• _Stored data_:

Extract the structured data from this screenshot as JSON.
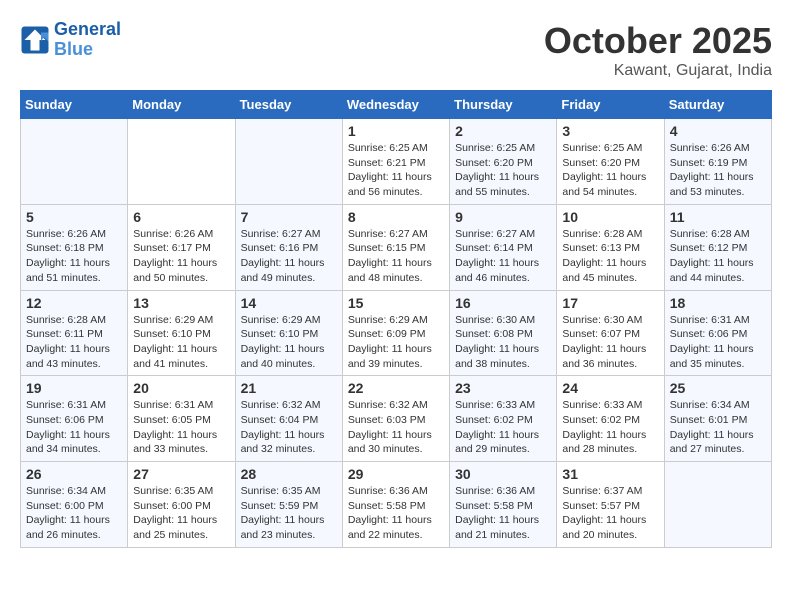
{
  "header": {
    "logo_line1": "General",
    "logo_line2": "Blue",
    "month_title": "October 2025",
    "location": "Kawant, Gujarat, India"
  },
  "weekdays": [
    "Sunday",
    "Monday",
    "Tuesday",
    "Wednesday",
    "Thursday",
    "Friday",
    "Saturday"
  ],
  "weeks": [
    [
      {
        "day": "",
        "info": ""
      },
      {
        "day": "",
        "info": ""
      },
      {
        "day": "",
        "info": ""
      },
      {
        "day": "1",
        "info": "Sunrise: 6:25 AM\nSunset: 6:21 PM\nDaylight: 11 hours\nand 56 minutes."
      },
      {
        "day": "2",
        "info": "Sunrise: 6:25 AM\nSunset: 6:20 PM\nDaylight: 11 hours\nand 55 minutes."
      },
      {
        "day": "3",
        "info": "Sunrise: 6:25 AM\nSunset: 6:20 PM\nDaylight: 11 hours\nand 54 minutes."
      },
      {
        "day": "4",
        "info": "Sunrise: 6:26 AM\nSunset: 6:19 PM\nDaylight: 11 hours\nand 53 minutes."
      }
    ],
    [
      {
        "day": "5",
        "info": "Sunrise: 6:26 AM\nSunset: 6:18 PM\nDaylight: 11 hours\nand 51 minutes."
      },
      {
        "day": "6",
        "info": "Sunrise: 6:26 AM\nSunset: 6:17 PM\nDaylight: 11 hours\nand 50 minutes."
      },
      {
        "day": "7",
        "info": "Sunrise: 6:27 AM\nSunset: 6:16 PM\nDaylight: 11 hours\nand 49 minutes."
      },
      {
        "day": "8",
        "info": "Sunrise: 6:27 AM\nSunset: 6:15 PM\nDaylight: 11 hours\nand 48 minutes."
      },
      {
        "day": "9",
        "info": "Sunrise: 6:27 AM\nSunset: 6:14 PM\nDaylight: 11 hours\nand 46 minutes."
      },
      {
        "day": "10",
        "info": "Sunrise: 6:28 AM\nSunset: 6:13 PM\nDaylight: 11 hours\nand 45 minutes."
      },
      {
        "day": "11",
        "info": "Sunrise: 6:28 AM\nSunset: 6:12 PM\nDaylight: 11 hours\nand 44 minutes."
      }
    ],
    [
      {
        "day": "12",
        "info": "Sunrise: 6:28 AM\nSunset: 6:11 PM\nDaylight: 11 hours\nand 43 minutes."
      },
      {
        "day": "13",
        "info": "Sunrise: 6:29 AM\nSunset: 6:10 PM\nDaylight: 11 hours\nand 41 minutes."
      },
      {
        "day": "14",
        "info": "Sunrise: 6:29 AM\nSunset: 6:10 PM\nDaylight: 11 hours\nand 40 minutes."
      },
      {
        "day": "15",
        "info": "Sunrise: 6:29 AM\nSunset: 6:09 PM\nDaylight: 11 hours\nand 39 minutes."
      },
      {
        "day": "16",
        "info": "Sunrise: 6:30 AM\nSunset: 6:08 PM\nDaylight: 11 hours\nand 38 minutes."
      },
      {
        "day": "17",
        "info": "Sunrise: 6:30 AM\nSunset: 6:07 PM\nDaylight: 11 hours\nand 36 minutes."
      },
      {
        "day": "18",
        "info": "Sunrise: 6:31 AM\nSunset: 6:06 PM\nDaylight: 11 hours\nand 35 minutes."
      }
    ],
    [
      {
        "day": "19",
        "info": "Sunrise: 6:31 AM\nSunset: 6:06 PM\nDaylight: 11 hours\nand 34 minutes."
      },
      {
        "day": "20",
        "info": "Sunrise: 6:31 AM\nSunset: 6:05 PM\nDaylight: 11 hours\nand 33 minutes."
      },
      {
        "day": "21",
        "info": "Sunrise: 6:32 AM\nSunset: 6:04 PM\nDaylight: 11 hours\nand 32 minutes."
      },
      {
        "day": "22",
        "info": "Sunrise: 6:32 AM\nSunset: 6:03 PM\nDaylight: 11 hours\nand 30 minutes."
      },
      {
        "day": "23",
        "info": "Sunrise: 6:33 AM\nSunset: 6:02 PM\nDaylight: 11 hours\nand 29 minutes."
      },
      {
        "day": "24",
        "info": "Sunrise: 6:33 AM\nSunset: 6:02 PM\nDaylight: 11 hours\nand 28 minutes."
      },
      {
        "day": "25",
        "info": "Sunrise: 6:34 AM\nSunset: 6:01 PM\nDaylight: 11 hours\nand 27 minutes."
      }
    ],
    [
      {
        "day": "26",
        "info": "Sunrise: 6:34 AM\nSunset: 6:00 PM\nDaylight: 11 hours\nand 26 minutes."
      },
      {
        "day": "27",
        "info": "Sunrise: 6:35 AM\nSunset: 6:00 PM\nDaylight: 11 hours\nand 25 minutes."
      },
      {
        "day": "28",
        "info": "Sunrise: 6:35 AM\nSunset: 5:59 PM\nDaylight: 11 hours\nand 23 minutes."
      },
      {
        "day": "29",
        "info": "Sunrise: 6:36 AM\nSunset: 5:58 PM\nDaylight: 11 hours\nand 22 minutes."
      },
      {
        "day": "30",
        "info": "Sunrise: 6:36 AM\nSunset: 5:58 PM\nDaylight: 11 hours\nand 21 minutes."
      },
      {
        "day": "31",
        "info": "Sunrise: 6:37 AM\nSunset: 5:57 PM\nDaylight: 11 hours\nand 20 minutes."
      },
      {
        "day": "",
        "info": ""
      }
    ]
  ]
}
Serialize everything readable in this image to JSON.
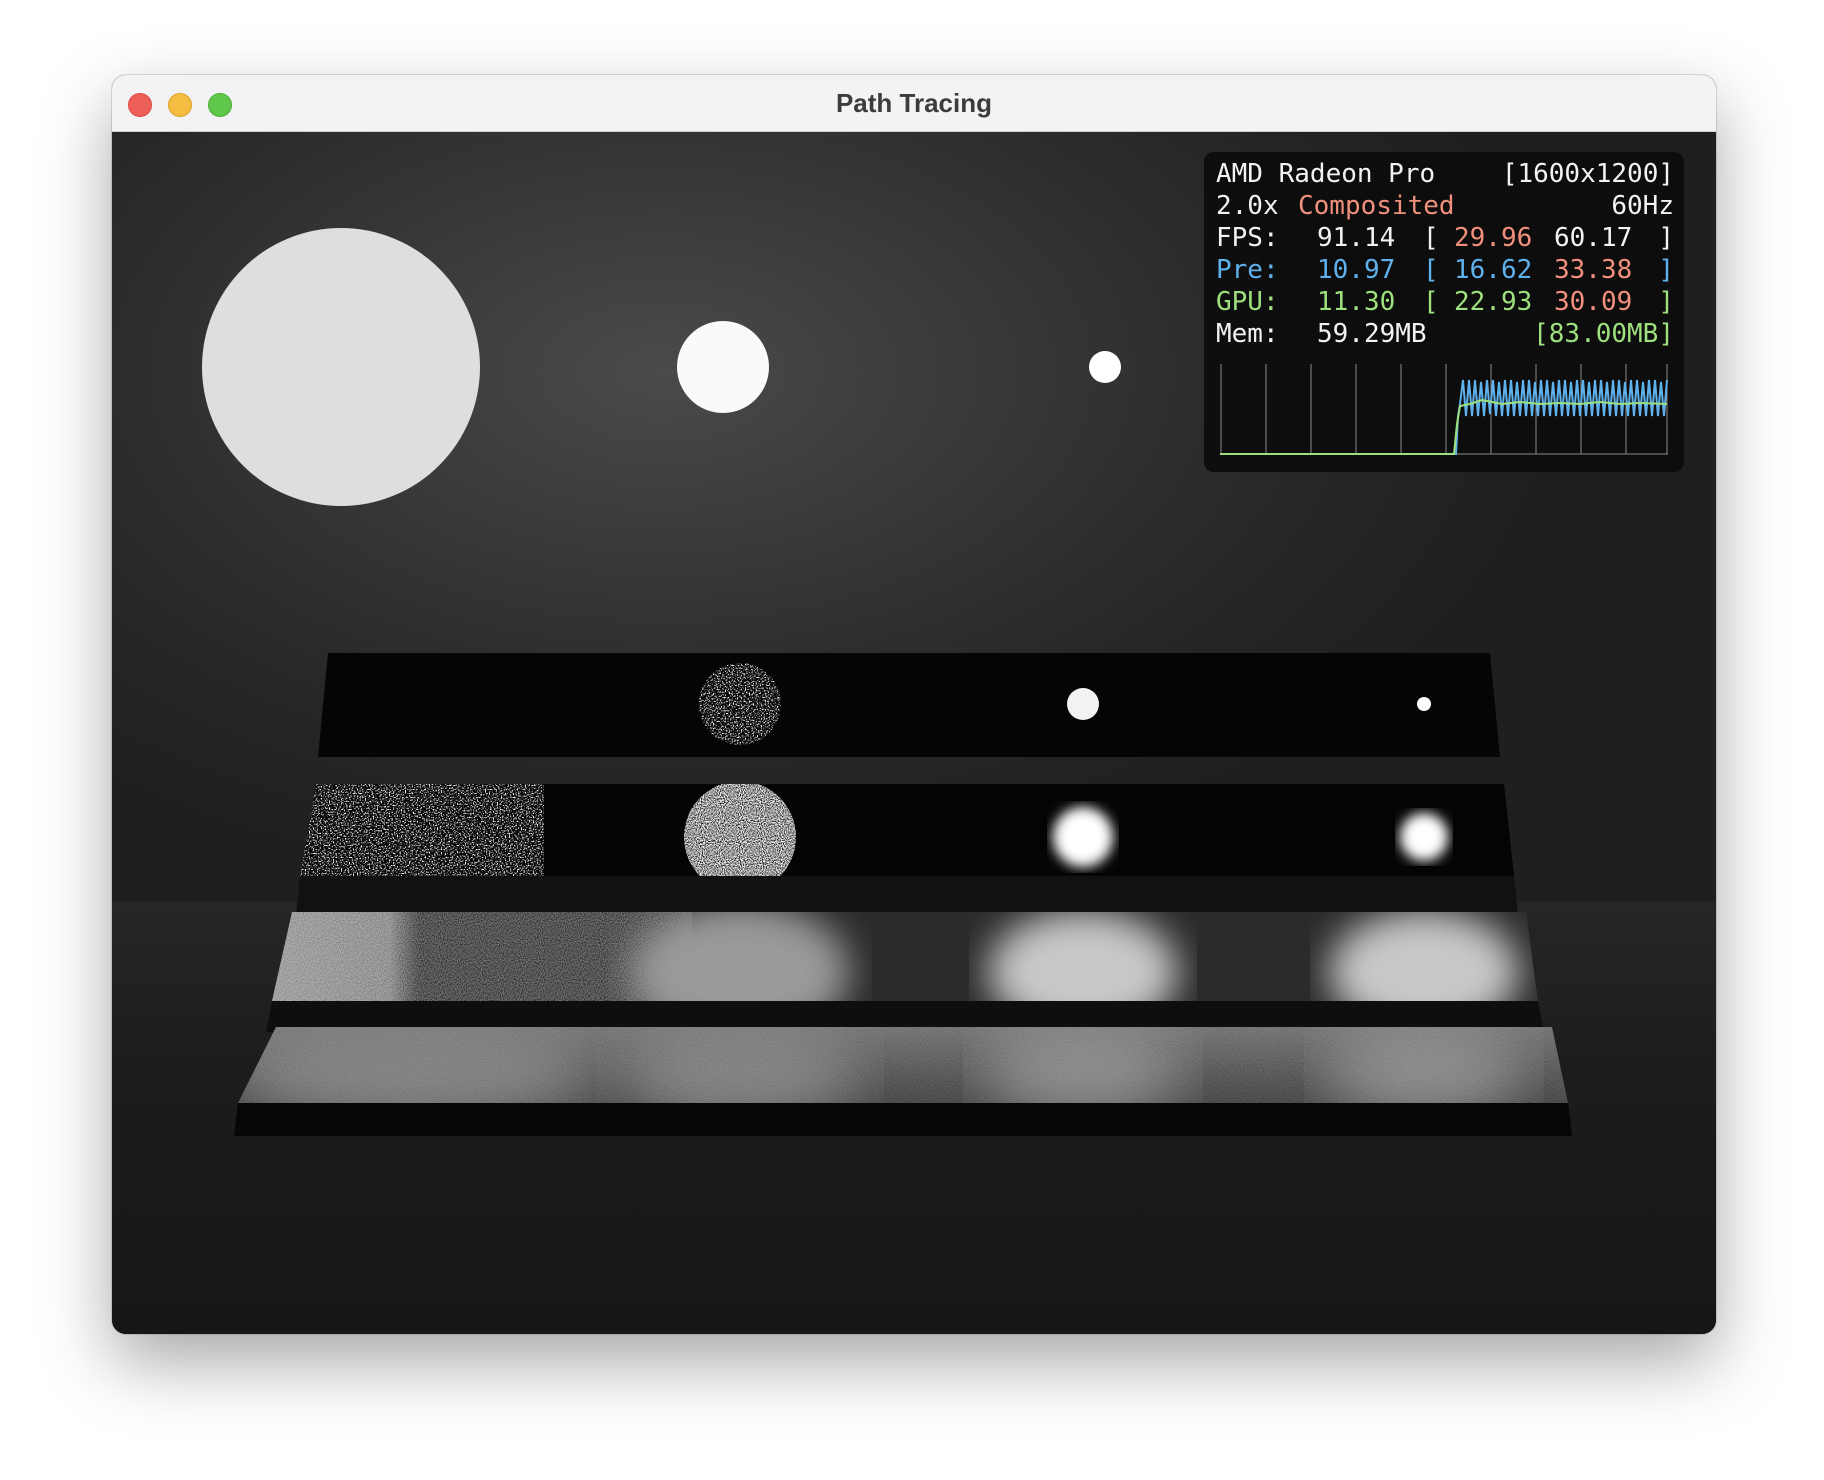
{
  "window": {
    "title": "Path Tracing"
  },
  "stats": {
    "gpu_name": "AMD Radeon Pro",
    "resolution": "[1600x1200]",
    "scale": "2.0x",
    "mode": "Composited",
    "refresh": "60Hz",
    "fps": {
      "label": "FPS:",
      "value": "91.14",
      "bracket_open": "[",
      "min": "29.96",
      "max": "60.17",
      "bracket_close": "]"
    },
    "pre": {
      "label": "Pre:",
      "value": "10.97",
      "bracket_open": "[",
      "min": "16.62",
      "max": "33.38",
      "bracket_close": "]"
    },
    "gpu": {
      "label": "GPU:",
      "value": "11.30",
      "bracket_open": "[",
      "min": "22.93",
      "max": "30.09",
      "bracket_close": "]"
    },
    "mem": {
      "label": "Mem:",
      "value": "59.29MB",
      "max": "[83.00MB]"
    }
  },
  "colors": {
    "stat_white": "#f2f2f2",
    "stat_red": "#f0907c",
    "stat_blue": "#5fb1ec",
    "stat_green": "#9ee07d",
    "overlay_bg": "#0c0c0c"
  }
}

• _WRITTEN PROBLEM_:
Quote the records in their entirety, keeping the wording exact and excluding pictures.

• _ANSWER TO THE PROBLEM_:
Extract the structured data from this screenshot as JSON.
{
  "header": {
    "logo_line1": "General",
    "logo_line2": "Blue",
    "month_title": "October 2025",
    "location": "Kawant, Gujarat, India"
  },
  "weekdays": [
    "Sunday",
    "Monday",
    "Tuesday",
    "Wednesday",
    "Thursday",
    "Friday",
    "Saturday"
  ],
  "weeks": [
    [
      {
        "day": "",
        "info": ""
      },
      {
        "day": "",
        "info": ""
      },
      {
        "day": "",
        "info": ""
      },
      {
        "day": "1",
        "info": "Sunrise: 6:25 AM\nSunset: 6:21 PM\nDaylight: 11 hours\nand 56 minutes."
      },
      {
        "day": "2",
        "info": "Sunrise: 6:25 AM\nSunset: 6:20 PM\nDaylight: 11 hours\nand 55 minutes."
      },
      {
        "day": "3",
        "info": "Sunrise: 6:25 AM\nSunset: 6:20 PM\nDaylight: 11 hours\nand 54 minutes."
      },
      {
        "day": "4",
        "info": "Sunrise: 6:26 AM\nSunset: 6:19 PM\nDaylight: 11 hours\nand 53 minutes."
      }
    ],
    [
      {
        "day": "5",
        "info": "Sunrise: 6:26 AM\nSunset: 6:18 PM\nDaylight: 11 hours\nand 51 minutes."
      },
      {
        "day": "6",
        "info": "Sunrise: 6:26 AM\nSunset: 6:17 PM\nDaylight: 11 hours\nand 50 minutes."
      },
      {
        "day": "7",
        "info": "Sunrise: 6:27 AM\nSunset: 6:16 PM\nDaylight: 11 hours\nand 49 minutes."
      },
      {
        "day": "8",
        "info": "Sunrise: 6:27 AM\nSunset: 6:15 PM\nDaylight: 11 hours\nand 48 minutes."
      },
      {
        "day": "9",
        "info": "Sunrise: 6:27 AM\nSunset: 6:14 PM\nDaylight: 11 hours\nand 46 minutes."
      },
      {
        "day": "10",
        "info": "Sunrise: 6:28 AM\nSunset: 6:13 PM\nDaylight: 11 hours\nand 45 minutes."
      },
      {
        "day": "11",
        "info": "Sunrise: 6:28 AM\nSunset: 6:12 PM\nDaylight: 11 hours\nand 44 minutes."
      }
    ],
    [
      {
        "day": "12",
        "info": "Sunrise: 6:28 AM\nSunset: 6:11 PM\nDaylight: 11 hours\nand 43 minutes."
      },
      {
        "day": "13",
        "info": "Sunrise: 6:29 AM\nSunset: 6:10 PM\nDaylight: 11 hours\nand 41 minutes."
      },
      {
        "day": "14",
        "info": "Sunrise: 6:29 AM\nSunset: 6:10 PM\nDaylight: 11 hours\nand 40 minutes."
      },
      {
        "day": "15",
        "info": "Sunrise: 6:29 AM\nSunset: 6:09 PM\nDaylight: 11 hours\nand 39 minutes."
      },
      {
        "day": "16",
        "info": "Sunrise: 6:30 AM\nSunset: 6:08 PM\nDaylight: 11 hours\nand 38 minutes."
      },
      {
        "day": "17",
        "info": "Sunrise: 6:30 AM\nSunset: 6:07 PM\nDaylight: 11 hours\nand 36 minutes."
      },
      {
        "day": "18",
        "info": "Sunrise: 6:31 AM\nSunset: 6:06 PM\nDaylight: 11 hours\nand 35 minutes."
      }
    ],
    [
      {
        "day": "19",
        "info": "Sunrise: 6:31 AM\nSunset: 6:06 PM\nDaylight: 11 hours\nand 34 minutes."
      },
      {
        "day": "20",
        "info": "Sunrise: 6:31 AM\nSunset: 6:05 PM\nDaylight: 11 hours\nand 33 minutes."
      },
      {
        "day": "21",
        "info": "Sunrise: 6:32 AM\nSunset: 6:04 PM\nDaylight: 11 hours\nand 32 minutes."
      },
      {
        "day": "22",
        "info": "Sunrise: 6:32 AM\nSunset: 6:03 PM\nDaylight: 11 hours\nand 30 minutes."
      },
      {
        "day": "23",
        "info": "Sunrise: 6:33 AM\nSunset: 6:02 PM\nDaylight: 11 hours\nand 29 minutes."
      },
      {
        "day": "24",
        "info": "Sunrise: 6:33 AM\nSunset: 6:02 PM\nDaylight: 11 hours\nand 28 minutes."
      },
      {
        "day": "25",
        "info": "Sunrise: 6:34 AM\nSunset: 6:01 PM\nDaylight: 11 hours\nand 27 minutes."
      }
    ],
    [
      {
        "day": "26",
        "info": "Sunrise: 6:34 AM\nSunset: 6:00 PM\nDaylight: 11 hours\nand 26 minutes."
      },
      {
        "day": "27",
        "info": "Sunrise: 6:35 AM\nSunset: 6:00 PM\nDaylight: 11 hours\nand 25 minutes."
      },
      {
        "day": "28",
        "info": "Sunrise: 6:35 AM\nSunset: 5:59 PM\nDaylight: 11 hours\nand 23 minutes."
      },
      {
        "day": "29",
        "info": "Sunrise: 6:36 AM\nSunset: 5:58 PM\nDaylight: 11 hours\nand 22 minutes."
      },
      {
        "day": "30",
        "info": "Sunrise: 6:36 AM\nSunset: 5:58 PM\nDaylight: 11 hours\nand 21 minutes."
      },
      {
        "day": "31",
        "info": "Sunrise: 6:37 AM\nSunset: 5:57 PM\nDaylight: 11 hours\nand 20 minutes."
      },
      {
        "day": "",
        "info": ""
      }
    ]
  ]
}
Serialize everything readable in this image to JSON.
{
  "window": {
    "title": "Path Tracing"
  },
  "stats": {
    "gpu_name": "AMD Radeon Pro",
    "resolution": "[1600x1200]",
    "scale": "2.0x",
    "mode": "Composited",
    "refresh": "60Hz",
    "fps": {
      "label": "FPS:",
      "value": "91.14",
      "bracket_open": "[",
      "min": "29.96",
      "max": "60.17",
      "bracket_close": "]"
    },
    "pre": {
      "label": "Pre:",
      "value": "10.97",
      "bracket_open": "[",
      "min": "16.62",
      "max": "33.38",
      "bracket_close": "]"
    },
    "gpu": {
      "label": "GPU:",
      "value": "11.30",
      "bracket_open": "[",
      "min": "22.93",
      "max": "30.09",
      "bracket_close": "]"
    },
    "mem": {
      "label": "Mem:",
      "value": "59.29MB",
      "max": "[83.00MB]"
    }
  },
  "colors": {
    "stat_white": "#f2f2f2",
    "stat_red": "#f0907c",
    "stat_blue": "#5fb1ec",
    "stat_green": "#9ee07d",
    "overlay_bg": "#0c0c0c"
  }
}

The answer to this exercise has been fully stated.